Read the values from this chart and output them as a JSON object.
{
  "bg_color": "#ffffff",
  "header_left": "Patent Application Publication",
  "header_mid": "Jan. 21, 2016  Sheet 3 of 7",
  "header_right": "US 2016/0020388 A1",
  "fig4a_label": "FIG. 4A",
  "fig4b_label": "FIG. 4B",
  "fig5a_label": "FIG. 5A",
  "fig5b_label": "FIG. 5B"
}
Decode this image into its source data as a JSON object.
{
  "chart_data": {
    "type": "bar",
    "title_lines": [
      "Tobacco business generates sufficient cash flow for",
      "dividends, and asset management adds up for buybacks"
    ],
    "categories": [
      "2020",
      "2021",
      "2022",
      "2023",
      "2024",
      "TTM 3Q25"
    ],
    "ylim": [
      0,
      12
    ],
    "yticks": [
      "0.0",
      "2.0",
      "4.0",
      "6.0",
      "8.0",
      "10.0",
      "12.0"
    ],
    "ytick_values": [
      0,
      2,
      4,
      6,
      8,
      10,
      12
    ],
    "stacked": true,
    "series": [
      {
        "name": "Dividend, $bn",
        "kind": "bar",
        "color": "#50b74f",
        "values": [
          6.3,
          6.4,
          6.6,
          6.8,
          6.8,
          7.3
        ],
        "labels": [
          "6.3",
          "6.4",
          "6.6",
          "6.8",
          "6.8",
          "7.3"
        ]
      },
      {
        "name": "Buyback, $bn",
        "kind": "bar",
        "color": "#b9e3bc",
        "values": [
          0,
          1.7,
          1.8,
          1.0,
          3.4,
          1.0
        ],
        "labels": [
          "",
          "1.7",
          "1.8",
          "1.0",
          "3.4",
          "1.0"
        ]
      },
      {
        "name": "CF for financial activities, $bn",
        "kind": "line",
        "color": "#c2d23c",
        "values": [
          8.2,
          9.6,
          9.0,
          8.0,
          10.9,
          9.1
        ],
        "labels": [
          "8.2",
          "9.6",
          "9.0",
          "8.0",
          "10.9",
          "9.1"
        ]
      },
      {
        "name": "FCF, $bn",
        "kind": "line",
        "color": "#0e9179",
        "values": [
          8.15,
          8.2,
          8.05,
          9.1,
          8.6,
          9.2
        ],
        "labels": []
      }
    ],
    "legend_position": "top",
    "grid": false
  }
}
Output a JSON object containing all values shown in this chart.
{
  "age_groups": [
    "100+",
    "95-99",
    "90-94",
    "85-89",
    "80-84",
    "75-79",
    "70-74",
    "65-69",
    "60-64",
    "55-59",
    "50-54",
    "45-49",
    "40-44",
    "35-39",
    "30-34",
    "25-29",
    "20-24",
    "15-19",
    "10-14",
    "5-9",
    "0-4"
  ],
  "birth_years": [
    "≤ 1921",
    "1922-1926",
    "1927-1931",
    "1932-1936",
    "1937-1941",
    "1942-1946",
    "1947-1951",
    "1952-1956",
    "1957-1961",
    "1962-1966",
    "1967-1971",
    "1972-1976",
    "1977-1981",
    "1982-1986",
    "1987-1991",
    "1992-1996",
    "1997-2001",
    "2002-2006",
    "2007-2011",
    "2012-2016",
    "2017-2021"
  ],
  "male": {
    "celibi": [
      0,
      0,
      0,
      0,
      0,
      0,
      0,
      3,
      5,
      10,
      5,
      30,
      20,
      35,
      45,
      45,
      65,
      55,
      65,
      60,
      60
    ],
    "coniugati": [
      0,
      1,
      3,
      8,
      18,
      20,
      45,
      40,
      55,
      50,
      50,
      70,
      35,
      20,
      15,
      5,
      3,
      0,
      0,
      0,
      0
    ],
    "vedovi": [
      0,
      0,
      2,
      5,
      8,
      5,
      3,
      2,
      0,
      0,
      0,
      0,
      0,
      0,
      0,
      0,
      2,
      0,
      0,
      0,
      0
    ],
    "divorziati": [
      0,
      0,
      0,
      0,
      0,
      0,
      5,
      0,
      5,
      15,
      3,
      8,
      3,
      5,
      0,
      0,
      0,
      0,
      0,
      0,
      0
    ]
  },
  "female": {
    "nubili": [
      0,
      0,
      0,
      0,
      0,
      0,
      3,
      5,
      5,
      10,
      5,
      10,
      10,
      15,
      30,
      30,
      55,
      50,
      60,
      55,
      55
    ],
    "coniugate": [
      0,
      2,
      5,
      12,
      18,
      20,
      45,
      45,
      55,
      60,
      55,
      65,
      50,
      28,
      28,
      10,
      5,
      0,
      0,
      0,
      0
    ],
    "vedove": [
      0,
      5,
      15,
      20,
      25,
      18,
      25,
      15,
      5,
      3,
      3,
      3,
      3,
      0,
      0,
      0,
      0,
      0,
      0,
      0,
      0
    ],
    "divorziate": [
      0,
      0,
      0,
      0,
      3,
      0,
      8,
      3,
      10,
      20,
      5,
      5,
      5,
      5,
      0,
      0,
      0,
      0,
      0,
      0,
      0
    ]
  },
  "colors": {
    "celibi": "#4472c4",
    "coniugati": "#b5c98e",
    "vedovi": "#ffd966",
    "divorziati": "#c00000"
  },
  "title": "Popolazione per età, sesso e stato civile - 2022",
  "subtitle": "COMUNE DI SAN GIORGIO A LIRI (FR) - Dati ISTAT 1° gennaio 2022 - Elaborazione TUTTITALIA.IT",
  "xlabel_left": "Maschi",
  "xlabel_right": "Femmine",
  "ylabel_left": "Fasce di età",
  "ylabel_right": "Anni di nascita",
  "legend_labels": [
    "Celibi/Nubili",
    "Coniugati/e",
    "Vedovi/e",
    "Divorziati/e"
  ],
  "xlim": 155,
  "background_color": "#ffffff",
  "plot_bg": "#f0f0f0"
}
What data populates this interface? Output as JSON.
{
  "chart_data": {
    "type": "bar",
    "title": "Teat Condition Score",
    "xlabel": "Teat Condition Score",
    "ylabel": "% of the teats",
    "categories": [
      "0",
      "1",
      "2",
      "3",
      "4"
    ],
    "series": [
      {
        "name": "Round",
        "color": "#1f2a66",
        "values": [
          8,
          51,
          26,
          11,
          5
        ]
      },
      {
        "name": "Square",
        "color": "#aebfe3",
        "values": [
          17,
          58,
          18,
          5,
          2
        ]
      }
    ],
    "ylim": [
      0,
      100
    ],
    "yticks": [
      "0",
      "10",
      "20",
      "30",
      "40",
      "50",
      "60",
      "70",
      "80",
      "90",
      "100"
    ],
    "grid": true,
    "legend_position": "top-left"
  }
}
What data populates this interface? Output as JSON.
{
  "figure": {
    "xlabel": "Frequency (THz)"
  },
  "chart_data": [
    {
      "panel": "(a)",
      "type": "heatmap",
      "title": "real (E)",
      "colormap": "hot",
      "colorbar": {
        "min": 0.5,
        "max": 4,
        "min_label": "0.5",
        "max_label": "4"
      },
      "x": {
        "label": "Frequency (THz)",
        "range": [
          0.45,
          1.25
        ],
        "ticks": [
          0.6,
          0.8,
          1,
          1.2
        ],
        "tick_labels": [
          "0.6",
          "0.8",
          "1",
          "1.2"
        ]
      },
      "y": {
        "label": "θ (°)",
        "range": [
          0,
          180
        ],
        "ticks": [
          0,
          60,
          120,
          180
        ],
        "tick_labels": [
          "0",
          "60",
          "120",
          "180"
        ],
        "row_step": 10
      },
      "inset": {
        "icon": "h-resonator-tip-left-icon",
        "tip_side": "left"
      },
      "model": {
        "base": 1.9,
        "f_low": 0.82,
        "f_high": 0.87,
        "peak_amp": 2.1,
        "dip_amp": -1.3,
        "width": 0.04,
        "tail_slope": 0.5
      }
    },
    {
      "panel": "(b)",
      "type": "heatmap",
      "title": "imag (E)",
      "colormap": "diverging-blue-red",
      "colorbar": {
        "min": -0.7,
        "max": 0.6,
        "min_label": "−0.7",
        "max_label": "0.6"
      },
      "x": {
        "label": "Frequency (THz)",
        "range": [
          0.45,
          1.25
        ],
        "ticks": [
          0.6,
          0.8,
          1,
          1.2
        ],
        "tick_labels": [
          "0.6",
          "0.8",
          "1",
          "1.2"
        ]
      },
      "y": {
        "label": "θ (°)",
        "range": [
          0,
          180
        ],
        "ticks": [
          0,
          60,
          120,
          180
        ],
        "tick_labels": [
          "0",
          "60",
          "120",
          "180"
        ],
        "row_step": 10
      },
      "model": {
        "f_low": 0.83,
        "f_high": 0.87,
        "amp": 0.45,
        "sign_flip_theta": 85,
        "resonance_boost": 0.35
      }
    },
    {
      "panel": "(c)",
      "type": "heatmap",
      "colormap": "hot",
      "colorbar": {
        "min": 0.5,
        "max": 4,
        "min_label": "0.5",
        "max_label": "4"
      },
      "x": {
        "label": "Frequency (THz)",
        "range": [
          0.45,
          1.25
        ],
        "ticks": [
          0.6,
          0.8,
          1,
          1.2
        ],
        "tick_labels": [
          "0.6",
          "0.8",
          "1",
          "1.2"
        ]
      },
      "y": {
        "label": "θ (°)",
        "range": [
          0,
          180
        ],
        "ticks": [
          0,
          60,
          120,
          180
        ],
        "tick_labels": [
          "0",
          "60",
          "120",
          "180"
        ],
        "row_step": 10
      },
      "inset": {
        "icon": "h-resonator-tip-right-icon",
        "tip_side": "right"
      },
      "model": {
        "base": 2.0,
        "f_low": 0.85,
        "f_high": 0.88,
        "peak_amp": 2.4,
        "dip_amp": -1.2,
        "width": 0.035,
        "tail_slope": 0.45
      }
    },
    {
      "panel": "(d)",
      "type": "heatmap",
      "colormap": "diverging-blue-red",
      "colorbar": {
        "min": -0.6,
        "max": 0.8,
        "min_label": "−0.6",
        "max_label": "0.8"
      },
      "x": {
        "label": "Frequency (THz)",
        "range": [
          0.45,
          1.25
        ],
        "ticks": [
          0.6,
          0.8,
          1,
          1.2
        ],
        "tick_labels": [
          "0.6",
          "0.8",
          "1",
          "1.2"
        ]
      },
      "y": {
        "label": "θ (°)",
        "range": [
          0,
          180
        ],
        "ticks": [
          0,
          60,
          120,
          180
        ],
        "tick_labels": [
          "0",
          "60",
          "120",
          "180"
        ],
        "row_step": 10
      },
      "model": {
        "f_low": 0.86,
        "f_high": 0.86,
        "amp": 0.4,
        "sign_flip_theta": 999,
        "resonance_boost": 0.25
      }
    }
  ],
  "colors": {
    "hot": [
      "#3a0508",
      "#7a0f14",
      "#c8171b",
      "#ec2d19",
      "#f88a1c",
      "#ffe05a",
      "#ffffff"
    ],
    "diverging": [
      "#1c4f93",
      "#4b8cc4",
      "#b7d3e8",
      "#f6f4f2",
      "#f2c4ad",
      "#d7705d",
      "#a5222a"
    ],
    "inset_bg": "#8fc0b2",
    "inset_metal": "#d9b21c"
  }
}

-----

Scan the entries above. Copy each line that has the string "object".

- **TASK ANSWER**:
Read the values from this chart and output them as a JSON object.
Decode this image into its source data as a JSON object.
Output a JSON object containing all values shown in this chart.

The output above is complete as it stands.